-- BEGIN Dataset rows --

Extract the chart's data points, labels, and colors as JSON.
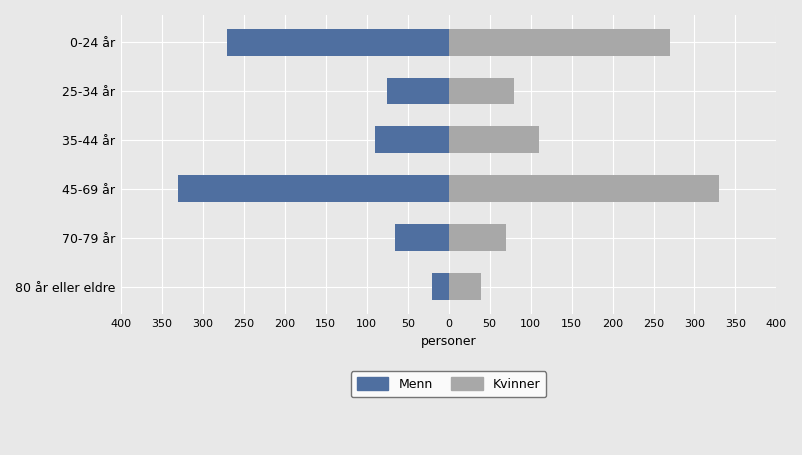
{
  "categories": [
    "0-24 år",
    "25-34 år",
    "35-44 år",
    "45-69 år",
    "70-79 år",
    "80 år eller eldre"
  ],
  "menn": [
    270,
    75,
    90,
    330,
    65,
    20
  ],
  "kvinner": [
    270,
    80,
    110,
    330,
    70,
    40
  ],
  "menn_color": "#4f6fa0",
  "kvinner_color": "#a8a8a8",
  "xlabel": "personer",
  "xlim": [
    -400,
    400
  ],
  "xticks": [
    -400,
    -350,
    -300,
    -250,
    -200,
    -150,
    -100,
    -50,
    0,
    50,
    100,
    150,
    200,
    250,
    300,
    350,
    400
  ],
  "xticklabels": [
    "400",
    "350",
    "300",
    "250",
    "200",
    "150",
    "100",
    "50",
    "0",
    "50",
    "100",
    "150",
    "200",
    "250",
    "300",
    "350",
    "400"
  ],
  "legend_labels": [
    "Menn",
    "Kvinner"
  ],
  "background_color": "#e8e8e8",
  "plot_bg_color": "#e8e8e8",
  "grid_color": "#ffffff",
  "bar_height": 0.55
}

-- END Dataset rows --

◆ Set exercise ◆
Every line should be retyped exactly, with the pictures omitted.

◆ Answer for this exercise ◆
Extract the chart's data points, labels, and colors as JSON.
{
  "categories": [
    "0-24 år",
    "25-34 år",
    "35-44 år",
    "45-69 år",
    "70-79 år",
    "80 år eller eldre"
  ],
  "menn": [
    270,
    75,
    90,
    330,
    65,
    20
  ],
  "kvinner": [
    270,
    80,
    110,
    330,
    70,
    40
  ],
  "menn_color": "#4f6fa0",
  "kvinner_color": "#a8a8a8",
  "xlabel": "personer",
  "xlim": [
    -400,
    400
  ],
  "xticks": [
    -400,
    -350,
    -300,
    -250,
    -200,
    -150,
    -100,
    -50,
    0,
    50,
    100,
    150,
    200,
    250,
    300,
    350,
    400
  ],
  "xticklabels": [
    "400",
    "350",
    "300",
    "250",
    "200",
    "150",
    "100",
    "50",
    "0",
    "50",
    "100",
    "150",
    "200",
    "250",
    "300",
    "350",
    "400"
  ],
  "legend_labels": [
    "Menn",
    "Kvinner"
  ],
  "background_color": "#e8e8e8",
  "plot_bg_color": "#e8e8e8",
  "grid_color": "#ffffff",
  "bar_height": 0.55
}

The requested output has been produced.